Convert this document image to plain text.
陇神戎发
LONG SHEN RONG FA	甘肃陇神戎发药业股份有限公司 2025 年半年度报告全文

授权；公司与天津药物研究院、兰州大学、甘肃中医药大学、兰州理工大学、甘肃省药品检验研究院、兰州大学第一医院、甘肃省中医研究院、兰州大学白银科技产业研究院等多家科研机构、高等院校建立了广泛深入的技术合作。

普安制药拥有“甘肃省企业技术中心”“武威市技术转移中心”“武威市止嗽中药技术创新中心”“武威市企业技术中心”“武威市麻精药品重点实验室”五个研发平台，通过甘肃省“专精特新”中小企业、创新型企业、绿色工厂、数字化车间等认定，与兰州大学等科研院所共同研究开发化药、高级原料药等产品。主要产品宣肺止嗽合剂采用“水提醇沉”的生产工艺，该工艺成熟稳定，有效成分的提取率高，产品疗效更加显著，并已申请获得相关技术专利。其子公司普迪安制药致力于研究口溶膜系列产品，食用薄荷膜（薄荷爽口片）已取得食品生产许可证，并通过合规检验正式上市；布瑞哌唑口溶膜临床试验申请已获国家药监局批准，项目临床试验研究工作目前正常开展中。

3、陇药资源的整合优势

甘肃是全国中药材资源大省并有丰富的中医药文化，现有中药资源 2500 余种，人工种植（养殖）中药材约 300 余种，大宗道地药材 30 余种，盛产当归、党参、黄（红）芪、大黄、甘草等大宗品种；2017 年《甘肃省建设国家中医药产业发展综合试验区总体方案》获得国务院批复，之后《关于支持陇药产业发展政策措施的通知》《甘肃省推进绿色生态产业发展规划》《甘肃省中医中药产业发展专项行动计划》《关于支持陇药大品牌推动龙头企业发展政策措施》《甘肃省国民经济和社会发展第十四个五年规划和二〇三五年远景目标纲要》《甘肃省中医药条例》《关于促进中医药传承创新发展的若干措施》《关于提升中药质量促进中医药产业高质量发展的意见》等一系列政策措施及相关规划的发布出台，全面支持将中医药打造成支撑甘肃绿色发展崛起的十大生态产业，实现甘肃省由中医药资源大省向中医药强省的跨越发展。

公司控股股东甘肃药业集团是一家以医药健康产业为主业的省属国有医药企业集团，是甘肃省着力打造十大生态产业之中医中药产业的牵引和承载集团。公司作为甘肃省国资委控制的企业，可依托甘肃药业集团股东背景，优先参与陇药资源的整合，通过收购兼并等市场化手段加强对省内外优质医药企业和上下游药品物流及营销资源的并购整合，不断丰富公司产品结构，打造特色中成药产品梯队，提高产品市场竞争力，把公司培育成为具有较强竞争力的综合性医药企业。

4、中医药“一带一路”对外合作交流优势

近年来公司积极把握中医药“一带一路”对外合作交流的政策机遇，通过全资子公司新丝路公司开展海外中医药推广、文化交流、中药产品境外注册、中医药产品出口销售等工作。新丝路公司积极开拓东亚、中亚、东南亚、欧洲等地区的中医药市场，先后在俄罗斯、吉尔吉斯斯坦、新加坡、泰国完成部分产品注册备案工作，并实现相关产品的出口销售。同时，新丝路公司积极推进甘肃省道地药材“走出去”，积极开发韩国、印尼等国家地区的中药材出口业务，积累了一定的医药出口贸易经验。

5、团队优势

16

----

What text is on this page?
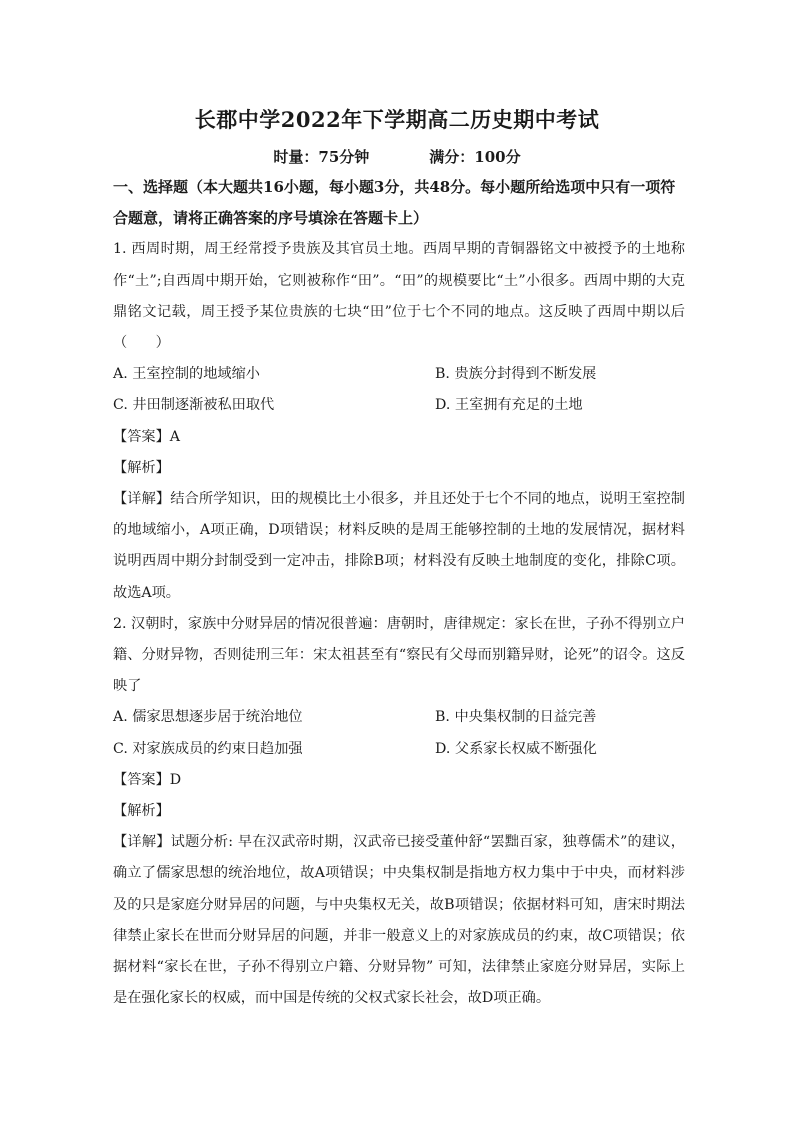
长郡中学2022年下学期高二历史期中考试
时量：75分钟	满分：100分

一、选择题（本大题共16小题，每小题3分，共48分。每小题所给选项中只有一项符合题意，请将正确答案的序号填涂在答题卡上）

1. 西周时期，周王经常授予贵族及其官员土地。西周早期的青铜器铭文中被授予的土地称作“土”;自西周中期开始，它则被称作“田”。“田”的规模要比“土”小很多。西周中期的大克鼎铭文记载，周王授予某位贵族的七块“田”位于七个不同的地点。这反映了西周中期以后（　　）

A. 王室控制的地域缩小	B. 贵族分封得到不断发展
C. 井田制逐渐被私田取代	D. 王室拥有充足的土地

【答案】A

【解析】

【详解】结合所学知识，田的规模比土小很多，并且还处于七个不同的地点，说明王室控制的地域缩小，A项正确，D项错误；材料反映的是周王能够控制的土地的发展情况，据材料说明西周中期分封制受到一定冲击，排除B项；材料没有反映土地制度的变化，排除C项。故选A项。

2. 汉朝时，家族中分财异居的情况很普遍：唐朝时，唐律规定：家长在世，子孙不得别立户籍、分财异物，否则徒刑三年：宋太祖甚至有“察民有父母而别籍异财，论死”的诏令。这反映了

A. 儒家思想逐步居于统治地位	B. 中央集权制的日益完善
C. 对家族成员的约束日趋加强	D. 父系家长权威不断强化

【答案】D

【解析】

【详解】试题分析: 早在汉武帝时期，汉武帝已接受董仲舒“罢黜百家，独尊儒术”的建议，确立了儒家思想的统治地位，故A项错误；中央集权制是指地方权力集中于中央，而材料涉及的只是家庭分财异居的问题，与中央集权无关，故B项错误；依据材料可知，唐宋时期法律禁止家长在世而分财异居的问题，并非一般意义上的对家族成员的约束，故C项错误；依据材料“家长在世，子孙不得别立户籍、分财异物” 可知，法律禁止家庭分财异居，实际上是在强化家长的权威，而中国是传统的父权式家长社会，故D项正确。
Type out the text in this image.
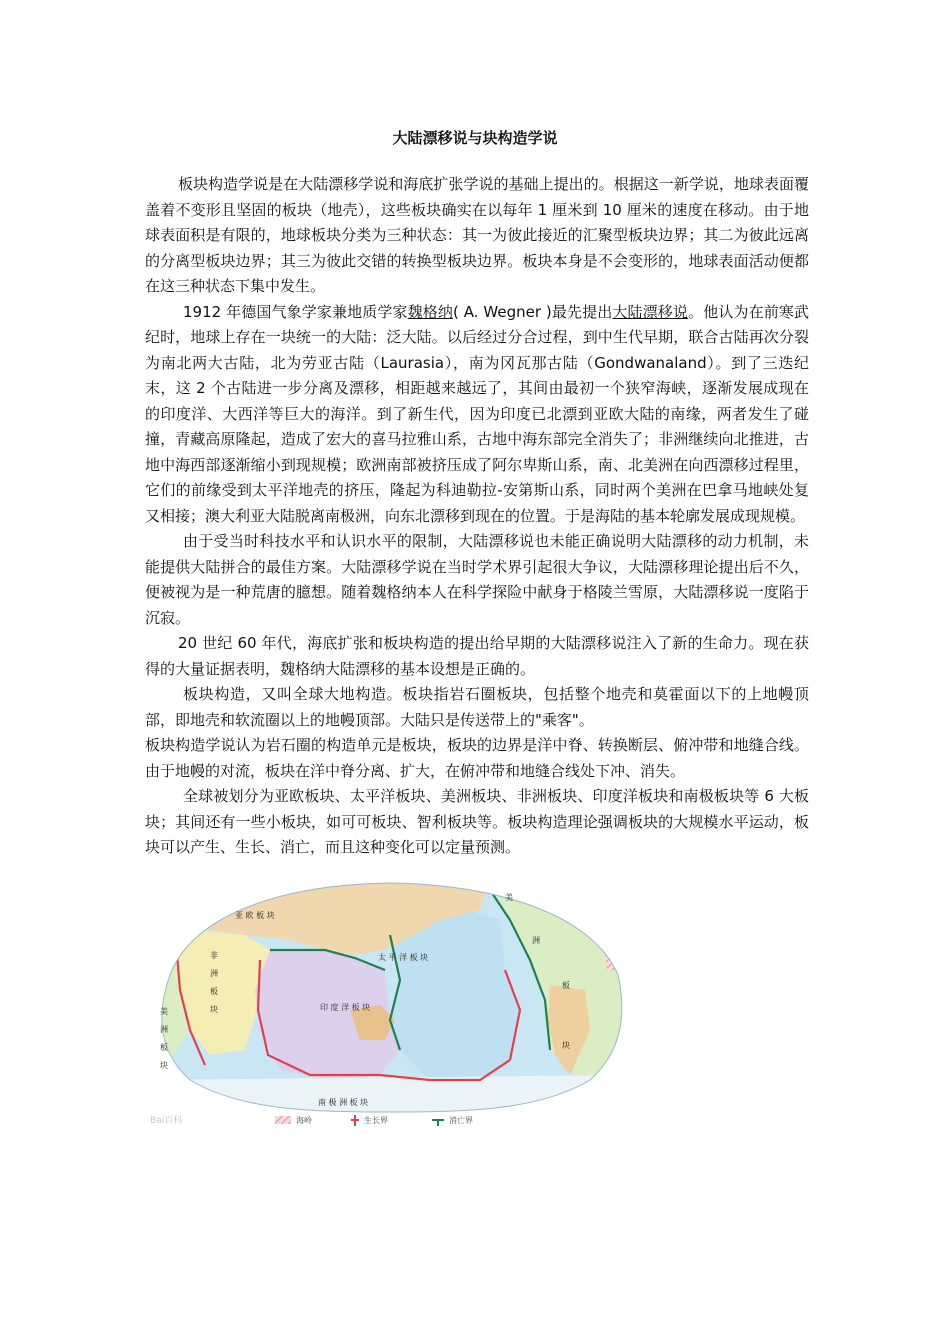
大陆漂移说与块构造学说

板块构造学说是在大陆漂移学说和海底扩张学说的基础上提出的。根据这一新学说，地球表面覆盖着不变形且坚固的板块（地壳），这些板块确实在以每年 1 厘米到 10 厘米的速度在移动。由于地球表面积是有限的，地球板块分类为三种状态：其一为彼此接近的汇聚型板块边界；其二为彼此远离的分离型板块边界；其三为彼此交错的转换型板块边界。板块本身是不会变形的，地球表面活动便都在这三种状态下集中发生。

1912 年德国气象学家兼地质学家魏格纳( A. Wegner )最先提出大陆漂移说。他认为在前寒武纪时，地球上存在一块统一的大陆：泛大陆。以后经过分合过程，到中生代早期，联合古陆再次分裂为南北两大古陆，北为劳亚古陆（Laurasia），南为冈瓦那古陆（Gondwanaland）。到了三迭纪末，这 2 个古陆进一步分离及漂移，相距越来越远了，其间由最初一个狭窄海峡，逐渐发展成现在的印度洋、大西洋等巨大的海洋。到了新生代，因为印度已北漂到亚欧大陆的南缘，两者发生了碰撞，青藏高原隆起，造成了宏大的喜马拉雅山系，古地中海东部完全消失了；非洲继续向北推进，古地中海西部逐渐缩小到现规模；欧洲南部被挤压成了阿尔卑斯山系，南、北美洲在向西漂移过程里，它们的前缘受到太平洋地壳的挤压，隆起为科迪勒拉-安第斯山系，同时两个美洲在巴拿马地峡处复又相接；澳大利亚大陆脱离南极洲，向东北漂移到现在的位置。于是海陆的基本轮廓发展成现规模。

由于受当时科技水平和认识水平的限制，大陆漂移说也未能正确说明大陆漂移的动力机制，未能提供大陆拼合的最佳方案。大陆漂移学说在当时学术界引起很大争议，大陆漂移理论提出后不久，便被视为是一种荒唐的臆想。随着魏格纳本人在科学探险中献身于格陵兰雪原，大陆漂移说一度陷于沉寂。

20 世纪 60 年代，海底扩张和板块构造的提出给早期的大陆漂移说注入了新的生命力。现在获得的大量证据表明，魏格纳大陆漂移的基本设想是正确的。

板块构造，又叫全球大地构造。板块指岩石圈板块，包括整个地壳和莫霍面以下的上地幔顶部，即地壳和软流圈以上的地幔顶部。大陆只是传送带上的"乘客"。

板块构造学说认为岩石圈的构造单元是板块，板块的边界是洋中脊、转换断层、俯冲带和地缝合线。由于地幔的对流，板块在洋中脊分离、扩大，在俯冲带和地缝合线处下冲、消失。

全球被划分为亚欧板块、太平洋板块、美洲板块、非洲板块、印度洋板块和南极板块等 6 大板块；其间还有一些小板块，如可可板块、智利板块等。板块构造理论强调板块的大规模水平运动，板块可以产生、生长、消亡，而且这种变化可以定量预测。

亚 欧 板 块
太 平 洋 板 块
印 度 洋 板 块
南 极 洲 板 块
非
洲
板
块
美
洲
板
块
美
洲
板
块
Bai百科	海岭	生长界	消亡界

----

## Direction
Say how many lines in the entries contain the string "text", and say nothing else.

## Written solution
3